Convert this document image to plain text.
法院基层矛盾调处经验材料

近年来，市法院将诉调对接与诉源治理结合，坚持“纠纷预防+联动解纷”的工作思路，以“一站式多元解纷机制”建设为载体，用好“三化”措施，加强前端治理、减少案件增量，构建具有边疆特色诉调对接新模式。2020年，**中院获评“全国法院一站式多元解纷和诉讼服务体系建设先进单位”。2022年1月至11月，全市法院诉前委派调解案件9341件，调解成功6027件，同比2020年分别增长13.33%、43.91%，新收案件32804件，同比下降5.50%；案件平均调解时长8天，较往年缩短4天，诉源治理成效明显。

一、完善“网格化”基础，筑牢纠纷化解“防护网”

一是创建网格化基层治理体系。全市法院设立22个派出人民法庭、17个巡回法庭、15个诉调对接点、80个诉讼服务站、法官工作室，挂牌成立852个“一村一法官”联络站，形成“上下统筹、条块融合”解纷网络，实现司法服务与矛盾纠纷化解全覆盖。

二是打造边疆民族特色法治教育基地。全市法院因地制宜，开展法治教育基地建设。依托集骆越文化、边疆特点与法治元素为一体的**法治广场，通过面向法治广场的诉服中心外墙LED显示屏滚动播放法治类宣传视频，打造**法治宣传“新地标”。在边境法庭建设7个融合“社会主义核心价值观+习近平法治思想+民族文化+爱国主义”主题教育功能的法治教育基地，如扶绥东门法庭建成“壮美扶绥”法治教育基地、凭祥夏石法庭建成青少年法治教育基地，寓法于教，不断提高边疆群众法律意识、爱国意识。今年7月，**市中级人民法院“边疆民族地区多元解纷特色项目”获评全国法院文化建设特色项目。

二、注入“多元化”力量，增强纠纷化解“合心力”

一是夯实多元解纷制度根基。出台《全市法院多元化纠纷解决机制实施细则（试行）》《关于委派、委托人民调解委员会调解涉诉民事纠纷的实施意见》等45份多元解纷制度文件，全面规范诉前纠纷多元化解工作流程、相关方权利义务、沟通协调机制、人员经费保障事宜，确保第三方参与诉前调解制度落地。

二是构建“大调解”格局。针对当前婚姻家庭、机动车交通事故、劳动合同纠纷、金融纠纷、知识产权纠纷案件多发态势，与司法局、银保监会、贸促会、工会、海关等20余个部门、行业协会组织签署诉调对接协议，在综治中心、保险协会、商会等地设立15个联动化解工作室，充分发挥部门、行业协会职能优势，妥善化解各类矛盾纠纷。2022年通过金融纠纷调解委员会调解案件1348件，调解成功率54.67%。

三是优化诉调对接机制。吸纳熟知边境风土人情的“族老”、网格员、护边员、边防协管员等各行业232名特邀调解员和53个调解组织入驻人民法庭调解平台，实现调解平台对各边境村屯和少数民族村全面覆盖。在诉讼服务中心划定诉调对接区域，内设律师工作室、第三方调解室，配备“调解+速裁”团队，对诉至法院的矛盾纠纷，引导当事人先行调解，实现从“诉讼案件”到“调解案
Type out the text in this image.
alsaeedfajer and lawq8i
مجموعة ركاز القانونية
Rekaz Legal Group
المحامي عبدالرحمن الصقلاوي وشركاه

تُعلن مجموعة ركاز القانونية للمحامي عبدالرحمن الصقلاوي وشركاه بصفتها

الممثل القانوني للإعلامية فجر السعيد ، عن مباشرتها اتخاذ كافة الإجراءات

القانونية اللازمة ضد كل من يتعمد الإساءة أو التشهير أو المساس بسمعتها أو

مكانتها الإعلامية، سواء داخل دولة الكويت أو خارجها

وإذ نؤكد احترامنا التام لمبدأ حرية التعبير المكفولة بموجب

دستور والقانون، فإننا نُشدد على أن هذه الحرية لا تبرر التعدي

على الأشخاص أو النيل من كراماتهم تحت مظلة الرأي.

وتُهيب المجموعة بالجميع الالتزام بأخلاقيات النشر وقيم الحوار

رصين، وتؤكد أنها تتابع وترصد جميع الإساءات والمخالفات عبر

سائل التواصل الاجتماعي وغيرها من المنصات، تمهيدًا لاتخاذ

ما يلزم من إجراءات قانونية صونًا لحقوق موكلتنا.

=====

Copy out each line of the records where the string "this" appears.

Convert this document image to plain text.
Type out the text in this image.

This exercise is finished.